**WRITTEN TASK:** Using the listing below, please gather every line containing the word "sennienia".

**LISTED RECORDS:**
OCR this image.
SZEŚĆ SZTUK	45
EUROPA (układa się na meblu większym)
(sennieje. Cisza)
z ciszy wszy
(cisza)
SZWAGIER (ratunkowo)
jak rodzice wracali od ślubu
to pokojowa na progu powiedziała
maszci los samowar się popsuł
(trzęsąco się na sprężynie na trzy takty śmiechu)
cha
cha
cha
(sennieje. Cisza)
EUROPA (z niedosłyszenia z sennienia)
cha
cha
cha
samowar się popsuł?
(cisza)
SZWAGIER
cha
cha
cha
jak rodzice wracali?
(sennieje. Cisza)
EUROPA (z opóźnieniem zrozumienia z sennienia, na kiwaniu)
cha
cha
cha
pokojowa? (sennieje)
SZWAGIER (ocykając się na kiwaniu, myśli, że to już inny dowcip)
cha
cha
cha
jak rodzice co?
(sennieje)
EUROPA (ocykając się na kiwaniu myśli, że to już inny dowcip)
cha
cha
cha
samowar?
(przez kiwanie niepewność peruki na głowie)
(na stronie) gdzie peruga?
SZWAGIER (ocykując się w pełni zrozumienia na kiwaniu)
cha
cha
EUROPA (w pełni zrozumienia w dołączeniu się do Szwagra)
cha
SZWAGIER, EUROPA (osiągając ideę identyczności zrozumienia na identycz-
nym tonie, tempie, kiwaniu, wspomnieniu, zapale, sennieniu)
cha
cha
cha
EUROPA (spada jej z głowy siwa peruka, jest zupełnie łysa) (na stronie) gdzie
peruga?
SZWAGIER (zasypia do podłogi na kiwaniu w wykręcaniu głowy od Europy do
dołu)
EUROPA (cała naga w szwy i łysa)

**FULL OUTPUT:**
EUROPA (z niedosłyszenia z sennienia)
EUROPA (z opóźnieniem zrozumienia z sennienia, na kiwaniu)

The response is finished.